MATERIALS PROVIDED —
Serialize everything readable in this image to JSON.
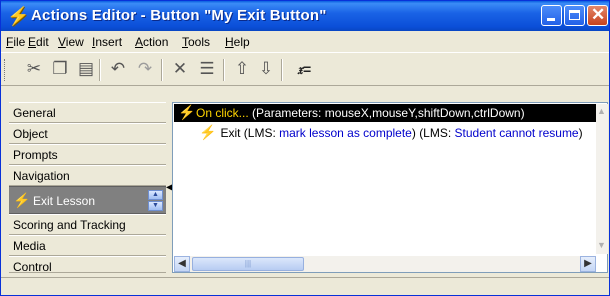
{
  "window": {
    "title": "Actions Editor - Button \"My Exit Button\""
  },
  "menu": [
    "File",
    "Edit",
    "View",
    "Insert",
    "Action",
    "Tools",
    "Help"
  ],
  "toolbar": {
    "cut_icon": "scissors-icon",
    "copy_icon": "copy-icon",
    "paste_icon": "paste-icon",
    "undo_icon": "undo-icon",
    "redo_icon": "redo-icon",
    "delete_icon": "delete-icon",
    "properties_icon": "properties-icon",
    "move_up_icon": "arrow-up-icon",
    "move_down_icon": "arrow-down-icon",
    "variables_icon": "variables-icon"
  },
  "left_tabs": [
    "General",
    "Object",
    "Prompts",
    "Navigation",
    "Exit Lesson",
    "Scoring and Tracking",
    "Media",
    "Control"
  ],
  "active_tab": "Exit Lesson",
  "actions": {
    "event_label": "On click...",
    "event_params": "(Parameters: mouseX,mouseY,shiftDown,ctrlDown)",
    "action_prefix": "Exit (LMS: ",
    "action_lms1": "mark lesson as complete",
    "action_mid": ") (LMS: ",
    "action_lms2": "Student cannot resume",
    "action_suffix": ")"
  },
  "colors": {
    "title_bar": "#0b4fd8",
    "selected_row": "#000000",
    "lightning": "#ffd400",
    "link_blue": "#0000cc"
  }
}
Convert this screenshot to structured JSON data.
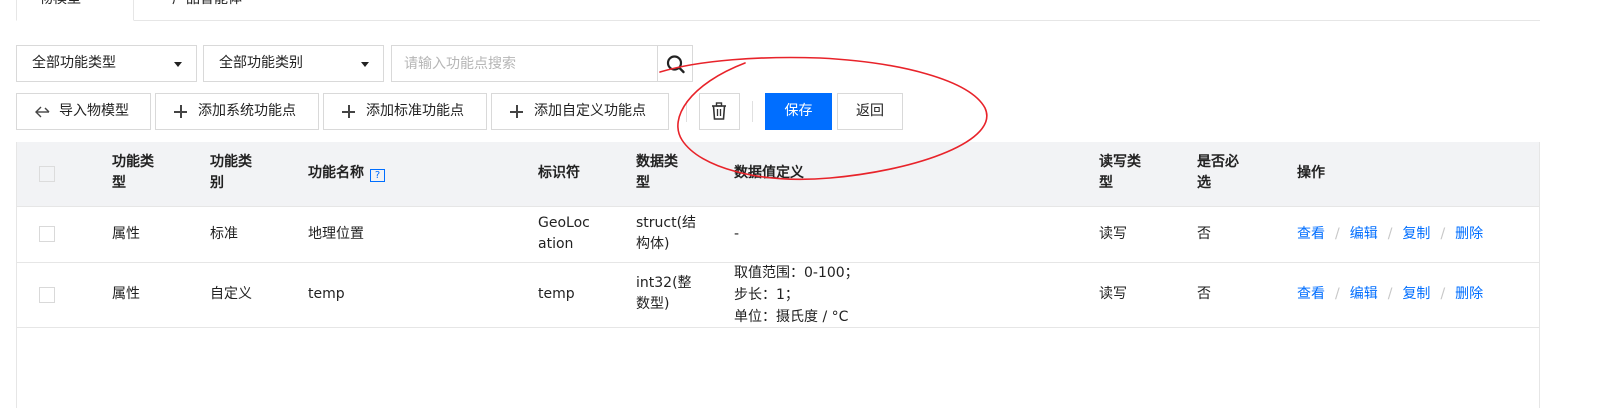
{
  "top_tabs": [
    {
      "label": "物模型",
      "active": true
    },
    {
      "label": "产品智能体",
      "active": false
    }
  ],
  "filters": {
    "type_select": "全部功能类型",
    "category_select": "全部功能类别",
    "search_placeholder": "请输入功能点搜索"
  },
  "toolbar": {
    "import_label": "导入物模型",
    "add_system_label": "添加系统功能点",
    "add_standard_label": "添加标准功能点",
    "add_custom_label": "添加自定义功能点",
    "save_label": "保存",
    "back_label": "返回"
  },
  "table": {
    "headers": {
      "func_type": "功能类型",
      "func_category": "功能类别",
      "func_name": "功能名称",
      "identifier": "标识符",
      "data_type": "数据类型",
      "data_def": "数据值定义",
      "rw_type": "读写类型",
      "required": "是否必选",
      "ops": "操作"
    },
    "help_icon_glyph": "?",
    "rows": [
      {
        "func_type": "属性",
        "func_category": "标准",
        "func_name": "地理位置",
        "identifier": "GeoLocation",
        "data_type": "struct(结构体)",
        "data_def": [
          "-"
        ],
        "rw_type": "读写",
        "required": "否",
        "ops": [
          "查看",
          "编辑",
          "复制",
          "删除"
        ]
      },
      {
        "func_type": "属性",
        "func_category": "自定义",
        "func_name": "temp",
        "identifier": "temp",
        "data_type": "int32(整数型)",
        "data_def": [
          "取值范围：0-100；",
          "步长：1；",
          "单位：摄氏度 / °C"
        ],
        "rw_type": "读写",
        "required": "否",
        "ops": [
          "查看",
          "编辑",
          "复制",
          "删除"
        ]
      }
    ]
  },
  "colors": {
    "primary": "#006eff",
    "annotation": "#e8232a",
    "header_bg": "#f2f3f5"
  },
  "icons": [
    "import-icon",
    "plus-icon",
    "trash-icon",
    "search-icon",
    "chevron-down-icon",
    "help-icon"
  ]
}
--
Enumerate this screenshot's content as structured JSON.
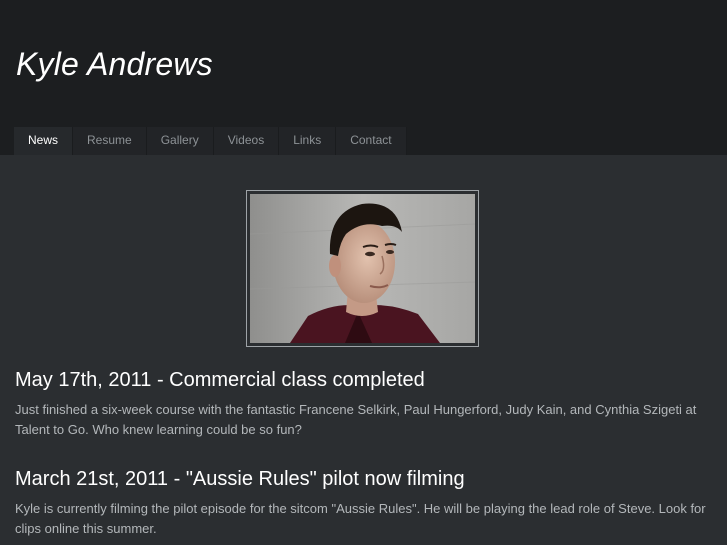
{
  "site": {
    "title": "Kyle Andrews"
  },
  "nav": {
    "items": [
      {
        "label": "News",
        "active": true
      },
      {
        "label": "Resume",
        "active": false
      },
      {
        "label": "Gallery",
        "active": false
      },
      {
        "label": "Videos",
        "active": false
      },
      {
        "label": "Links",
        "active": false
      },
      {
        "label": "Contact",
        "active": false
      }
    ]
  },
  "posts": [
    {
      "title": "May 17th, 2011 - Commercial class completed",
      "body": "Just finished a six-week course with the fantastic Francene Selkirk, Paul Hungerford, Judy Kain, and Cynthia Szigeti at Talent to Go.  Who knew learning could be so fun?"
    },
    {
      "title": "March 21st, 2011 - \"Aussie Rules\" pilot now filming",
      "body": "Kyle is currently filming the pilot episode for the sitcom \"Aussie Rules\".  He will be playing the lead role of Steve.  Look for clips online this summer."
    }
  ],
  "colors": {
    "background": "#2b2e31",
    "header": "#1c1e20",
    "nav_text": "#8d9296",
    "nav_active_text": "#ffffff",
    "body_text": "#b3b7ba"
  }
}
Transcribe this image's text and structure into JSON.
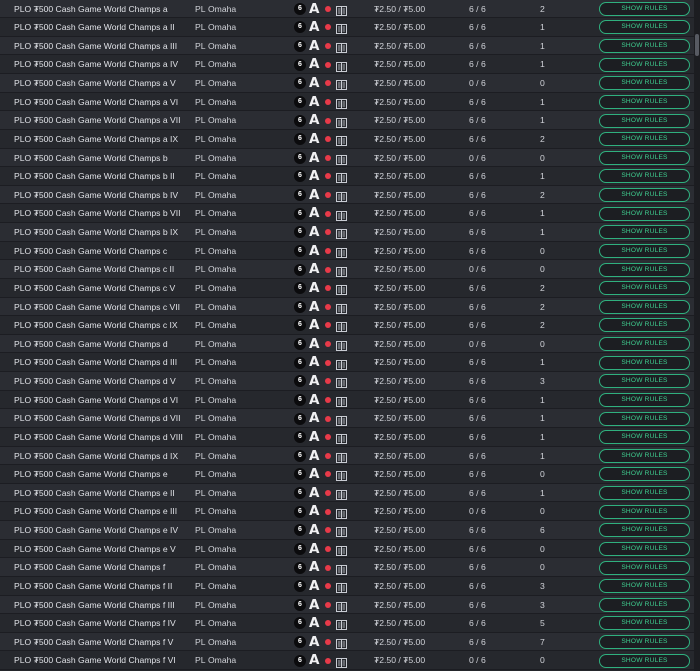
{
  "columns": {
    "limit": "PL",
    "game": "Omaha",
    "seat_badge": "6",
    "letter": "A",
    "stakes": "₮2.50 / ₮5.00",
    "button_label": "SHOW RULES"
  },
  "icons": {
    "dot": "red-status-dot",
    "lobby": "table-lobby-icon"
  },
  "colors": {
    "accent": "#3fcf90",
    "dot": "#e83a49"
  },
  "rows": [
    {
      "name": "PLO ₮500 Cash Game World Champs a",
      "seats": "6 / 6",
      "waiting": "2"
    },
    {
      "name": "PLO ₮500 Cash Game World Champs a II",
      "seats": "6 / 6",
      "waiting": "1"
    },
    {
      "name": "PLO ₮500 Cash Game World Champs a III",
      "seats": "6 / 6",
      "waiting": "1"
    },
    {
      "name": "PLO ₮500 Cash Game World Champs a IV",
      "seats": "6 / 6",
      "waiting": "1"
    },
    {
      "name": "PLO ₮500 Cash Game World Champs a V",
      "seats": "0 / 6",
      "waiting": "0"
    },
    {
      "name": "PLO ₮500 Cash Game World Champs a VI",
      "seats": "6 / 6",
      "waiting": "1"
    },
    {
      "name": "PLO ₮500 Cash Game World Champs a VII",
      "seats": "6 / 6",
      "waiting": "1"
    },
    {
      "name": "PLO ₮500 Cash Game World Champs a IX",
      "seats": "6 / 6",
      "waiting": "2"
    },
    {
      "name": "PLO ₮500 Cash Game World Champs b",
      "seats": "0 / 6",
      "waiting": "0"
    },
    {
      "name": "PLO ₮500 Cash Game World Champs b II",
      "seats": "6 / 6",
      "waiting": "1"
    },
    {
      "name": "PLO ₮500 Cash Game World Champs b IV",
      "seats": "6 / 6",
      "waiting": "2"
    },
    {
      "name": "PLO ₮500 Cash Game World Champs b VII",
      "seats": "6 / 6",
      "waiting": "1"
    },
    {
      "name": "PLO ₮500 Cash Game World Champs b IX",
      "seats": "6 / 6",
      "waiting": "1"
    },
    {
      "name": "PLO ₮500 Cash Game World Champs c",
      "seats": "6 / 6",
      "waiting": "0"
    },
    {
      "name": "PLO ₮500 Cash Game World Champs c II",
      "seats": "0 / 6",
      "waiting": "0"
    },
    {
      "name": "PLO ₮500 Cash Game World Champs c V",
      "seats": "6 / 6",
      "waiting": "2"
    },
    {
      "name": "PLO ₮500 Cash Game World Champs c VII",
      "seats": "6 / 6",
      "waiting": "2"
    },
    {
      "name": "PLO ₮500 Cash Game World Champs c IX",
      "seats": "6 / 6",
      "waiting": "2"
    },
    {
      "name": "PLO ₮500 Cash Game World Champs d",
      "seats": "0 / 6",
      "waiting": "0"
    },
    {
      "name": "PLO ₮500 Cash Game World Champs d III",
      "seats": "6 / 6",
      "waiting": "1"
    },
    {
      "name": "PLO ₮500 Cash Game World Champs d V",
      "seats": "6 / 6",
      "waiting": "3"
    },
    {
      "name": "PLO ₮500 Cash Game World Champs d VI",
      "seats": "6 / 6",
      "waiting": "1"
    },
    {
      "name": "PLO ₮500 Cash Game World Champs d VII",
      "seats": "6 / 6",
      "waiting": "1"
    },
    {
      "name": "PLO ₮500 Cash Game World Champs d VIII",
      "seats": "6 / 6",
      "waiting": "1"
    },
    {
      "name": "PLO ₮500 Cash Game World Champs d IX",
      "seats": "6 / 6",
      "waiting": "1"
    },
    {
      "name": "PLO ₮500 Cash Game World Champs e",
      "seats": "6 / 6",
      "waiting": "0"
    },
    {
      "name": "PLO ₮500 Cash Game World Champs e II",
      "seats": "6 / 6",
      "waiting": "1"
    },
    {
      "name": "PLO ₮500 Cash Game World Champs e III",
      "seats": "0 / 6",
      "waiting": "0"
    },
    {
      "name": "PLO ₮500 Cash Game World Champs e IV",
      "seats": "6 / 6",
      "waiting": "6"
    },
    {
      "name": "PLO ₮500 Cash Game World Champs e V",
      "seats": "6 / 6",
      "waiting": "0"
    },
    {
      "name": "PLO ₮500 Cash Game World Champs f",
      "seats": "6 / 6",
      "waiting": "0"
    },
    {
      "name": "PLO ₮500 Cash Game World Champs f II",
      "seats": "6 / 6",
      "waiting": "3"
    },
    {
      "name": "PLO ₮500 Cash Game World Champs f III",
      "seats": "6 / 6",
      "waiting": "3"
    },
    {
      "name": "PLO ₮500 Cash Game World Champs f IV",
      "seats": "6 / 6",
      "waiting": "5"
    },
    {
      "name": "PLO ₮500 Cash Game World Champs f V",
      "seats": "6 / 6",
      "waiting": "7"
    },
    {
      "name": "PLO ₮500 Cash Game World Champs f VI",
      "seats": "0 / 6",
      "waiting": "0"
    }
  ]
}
--
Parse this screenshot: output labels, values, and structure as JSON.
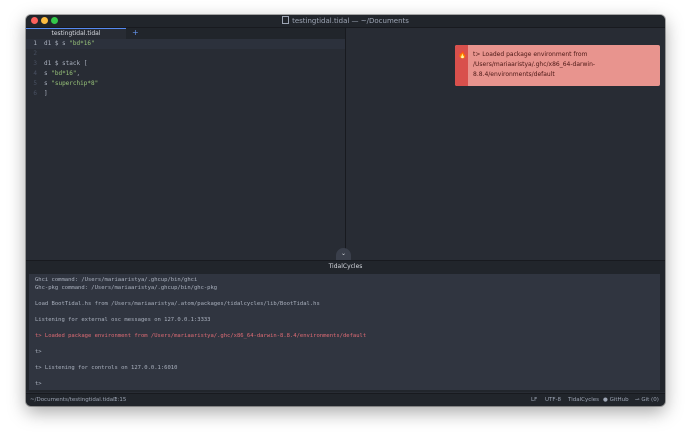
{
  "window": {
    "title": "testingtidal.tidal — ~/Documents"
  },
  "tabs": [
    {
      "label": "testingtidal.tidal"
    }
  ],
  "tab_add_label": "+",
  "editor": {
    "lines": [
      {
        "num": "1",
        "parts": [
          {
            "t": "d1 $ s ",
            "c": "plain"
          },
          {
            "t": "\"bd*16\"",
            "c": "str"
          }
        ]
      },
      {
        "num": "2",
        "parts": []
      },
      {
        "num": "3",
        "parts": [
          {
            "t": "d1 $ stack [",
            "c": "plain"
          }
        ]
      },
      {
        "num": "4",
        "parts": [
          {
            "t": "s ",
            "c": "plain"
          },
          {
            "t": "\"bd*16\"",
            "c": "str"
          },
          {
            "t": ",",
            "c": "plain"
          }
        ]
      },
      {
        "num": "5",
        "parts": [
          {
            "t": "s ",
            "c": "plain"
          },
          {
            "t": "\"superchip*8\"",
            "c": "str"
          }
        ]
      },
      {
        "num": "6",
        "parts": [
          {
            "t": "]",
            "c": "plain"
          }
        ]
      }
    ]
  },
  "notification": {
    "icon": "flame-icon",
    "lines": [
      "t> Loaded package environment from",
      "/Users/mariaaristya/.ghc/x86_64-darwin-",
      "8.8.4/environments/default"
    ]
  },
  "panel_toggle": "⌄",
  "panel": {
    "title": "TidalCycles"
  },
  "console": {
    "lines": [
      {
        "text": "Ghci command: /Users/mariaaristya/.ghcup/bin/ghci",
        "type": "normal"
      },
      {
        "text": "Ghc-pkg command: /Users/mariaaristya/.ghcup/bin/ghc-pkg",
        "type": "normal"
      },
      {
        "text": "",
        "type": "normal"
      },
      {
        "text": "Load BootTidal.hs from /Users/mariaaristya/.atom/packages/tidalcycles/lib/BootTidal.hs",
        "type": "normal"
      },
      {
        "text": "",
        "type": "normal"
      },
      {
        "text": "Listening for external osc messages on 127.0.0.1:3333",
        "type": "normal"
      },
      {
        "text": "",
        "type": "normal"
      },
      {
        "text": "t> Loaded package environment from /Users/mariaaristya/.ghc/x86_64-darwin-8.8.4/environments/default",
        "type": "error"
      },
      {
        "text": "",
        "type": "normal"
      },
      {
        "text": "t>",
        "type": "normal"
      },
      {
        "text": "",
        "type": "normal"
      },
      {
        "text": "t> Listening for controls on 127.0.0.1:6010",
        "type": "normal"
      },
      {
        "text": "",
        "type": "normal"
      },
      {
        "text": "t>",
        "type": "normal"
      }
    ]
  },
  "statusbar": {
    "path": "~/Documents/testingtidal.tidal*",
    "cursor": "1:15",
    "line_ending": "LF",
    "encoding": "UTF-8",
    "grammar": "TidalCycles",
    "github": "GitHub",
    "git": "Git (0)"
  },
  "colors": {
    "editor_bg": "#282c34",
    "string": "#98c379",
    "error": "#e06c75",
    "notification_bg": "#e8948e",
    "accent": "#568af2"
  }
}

TO BE DONE — Wherever the word "Exit" occurs in a line of the listing, copy that line.

FULL ANSWER —
    "title": "Actions Editor - Button \"My Exit Button\""
    "Exit Lesson",
  "active_tab": "Exit Lesson",
    "action_prefix": "Exit (LMS: ",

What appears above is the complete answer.